[TASK OBJECTIVE] What follows is a listing. Return every line of it exactly.

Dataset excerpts
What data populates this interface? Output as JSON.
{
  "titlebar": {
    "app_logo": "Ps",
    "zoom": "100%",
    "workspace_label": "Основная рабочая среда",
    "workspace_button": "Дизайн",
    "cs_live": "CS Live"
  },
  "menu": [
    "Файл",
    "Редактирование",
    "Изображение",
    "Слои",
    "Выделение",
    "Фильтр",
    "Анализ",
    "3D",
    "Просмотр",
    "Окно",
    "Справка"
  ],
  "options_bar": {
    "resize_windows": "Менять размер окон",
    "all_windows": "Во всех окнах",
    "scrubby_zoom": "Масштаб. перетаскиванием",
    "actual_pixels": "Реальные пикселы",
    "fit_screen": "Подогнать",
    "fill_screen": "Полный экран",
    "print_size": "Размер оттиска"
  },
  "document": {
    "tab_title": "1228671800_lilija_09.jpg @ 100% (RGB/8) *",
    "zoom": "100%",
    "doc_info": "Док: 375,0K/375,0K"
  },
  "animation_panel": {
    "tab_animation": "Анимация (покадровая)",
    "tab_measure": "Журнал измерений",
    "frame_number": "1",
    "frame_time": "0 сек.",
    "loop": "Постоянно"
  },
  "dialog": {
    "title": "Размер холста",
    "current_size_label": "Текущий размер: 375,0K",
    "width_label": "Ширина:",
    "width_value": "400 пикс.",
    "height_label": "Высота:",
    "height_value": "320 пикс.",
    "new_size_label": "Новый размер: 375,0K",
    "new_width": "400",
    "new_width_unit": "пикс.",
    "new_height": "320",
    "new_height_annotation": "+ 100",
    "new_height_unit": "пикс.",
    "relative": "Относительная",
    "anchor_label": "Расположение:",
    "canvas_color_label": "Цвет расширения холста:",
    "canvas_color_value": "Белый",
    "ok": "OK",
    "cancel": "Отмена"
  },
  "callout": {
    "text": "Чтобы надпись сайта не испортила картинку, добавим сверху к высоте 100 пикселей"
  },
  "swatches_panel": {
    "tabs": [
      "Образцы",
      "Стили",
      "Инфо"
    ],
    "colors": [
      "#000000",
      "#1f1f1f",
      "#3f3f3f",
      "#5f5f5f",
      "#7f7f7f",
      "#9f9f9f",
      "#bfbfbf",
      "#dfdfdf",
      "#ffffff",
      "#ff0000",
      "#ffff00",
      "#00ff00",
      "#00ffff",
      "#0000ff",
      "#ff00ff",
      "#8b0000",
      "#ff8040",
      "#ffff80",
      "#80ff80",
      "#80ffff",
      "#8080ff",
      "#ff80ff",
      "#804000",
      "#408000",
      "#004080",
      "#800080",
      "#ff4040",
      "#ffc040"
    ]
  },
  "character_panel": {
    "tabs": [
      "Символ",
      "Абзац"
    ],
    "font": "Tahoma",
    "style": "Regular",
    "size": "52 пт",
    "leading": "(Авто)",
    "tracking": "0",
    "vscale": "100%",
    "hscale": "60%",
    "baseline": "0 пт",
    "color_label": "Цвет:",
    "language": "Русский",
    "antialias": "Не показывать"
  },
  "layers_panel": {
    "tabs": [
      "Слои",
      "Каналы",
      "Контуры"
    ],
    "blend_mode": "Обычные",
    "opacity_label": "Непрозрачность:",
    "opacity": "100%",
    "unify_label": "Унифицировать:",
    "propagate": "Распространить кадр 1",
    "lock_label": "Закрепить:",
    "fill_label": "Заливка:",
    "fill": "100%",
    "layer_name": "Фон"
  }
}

[SOLUTION TO THE PROBLEM]
What data populates this interface? Output as JSON.
{
  "titlebar": {
    "app_logo": "Ps",
    "zoom": "100%",
    "workspace_label": "Основная рабочая среда",
    "workspace_button": "Дизайн",
    "cs_live": "CS Live"
  },
  "menu": [
    "Файл",
    "Редактирование",
    "Изображение",
    "Слои",
    "Выделение",
    "Фильтр",
    "Анализ",
    "3D",
    "Просмотр",
    "Окно",
    "Справка"
  ],
  "options_bar": {
    "resize_windows": "Менять размер окон",
    "all_windows": "Во всех окнах",
    "scrubby_zoom": "Масштаб. перетаскиванием",
    "actual_pixels": "Реальные пикселы",
    "fit_screen": "Подогнать",
    "fill_screen": "Полный экран",
    "print_size": "Размер оттиска"
  },
  "document": {
    "tab_title": "1228671800_lilija_09.jpg @ 100% (RGB/8) *",
    "zoom": "100%",
    "doc_info": "Док: 375,0K/375,0K"
  },
  "animation_panel": {
    "tab_animation": "Анимация (покадровая)",
    "tab_measure": "Журнал измерений",
    "frame_number": "1",
    "frame_time": "0 сек.",
    "loop": "Постоянно"
  },
  "dialog": {
    "title": "Размер холста",
    "current_size_label": "Текущий размер: 375,0K",
    "width_label": "Ширина:",
    "width_value": "400 пикс.",
    "height_label": "Высота:",
    "height_value": "320 пикс.",
    "new_size_label": "Новый размер: 375,0K",
    "new_width": "400",
    "new_width_unit": "пикс.",
    "new_height": "320",
    "new_height_annotation": "+ 100",
    "new_height_unit": "пикс.",
    "relative": "Относительная",
    "anchor_label": "Расположение:",
    "canvas_color_label": "Цвет расширения холста:",
    "canvas_color_value": "Белый",
    "ok": "OK",
    "cancel": "Отмена"
  },
  "callout": {
    "text": "Чтобы надпись сайта не испортила картинку, добавим сверху к высоте 100 пикселей"
  },
  "swatches_panel": {
    "tabs": [
      "Образцы",
      "Стили",
      "Инфо"
    ],
    "colors": [
      "#000000",
      "#1f1f1f",
      "#3f3f3f",
      "#5f5f5f",
      "#7f7f7f",
      "#9f9f9f",
      "#bfbfbf",
      "#dfdfdf",
      "#ffffff",
      "#ff0000",
      "#ffff00",
      "#00ff00",
      "#00ffff",
      "#0000ff",
      "#ff00ff",
      "#8b0000",
      "#ff8040",
      "#ffff80",
      "#80ff80",
      "#80ffff",
      "#8080ff",
      "#ff80ff",
      "#804000",
      "#408000",
      "#004080",
      "#800080",
      "#ff4040",
      "#ffc040"
    ]
  },
  "character_panel": {
    "tabs": [
      "Символ",
      "Абзац"
    ],
    "font": "Tahoma",
    "style": "Regular",
    "size": "52 пт",
    "leading": "(Авто)",
    "tracking": "0",
    "vscale": "100%",
    "hscale": "60%",
    "baseline": "0 пт",
    "color_label": "Цвет:",
    "language": "Русский",
    "antialias": "Не показывать"
  },
  "layers_panel": {
    "tabs": [
      "Слои",
      "Каналы",
      "Контуры"
    ],
    "blend_mode": "Обычные",
    "opacity_label": "Непрозрачность:",
    "opacity": "100%",
    "unify_label": "Унифицировать:",
    "propagate": "Распространить кадр 1",
    "lock_label": "Закрепить:",
    "fill_label": "Заливка:",
    "fill": "100%",
    "layer_name": "Фон"
  }
}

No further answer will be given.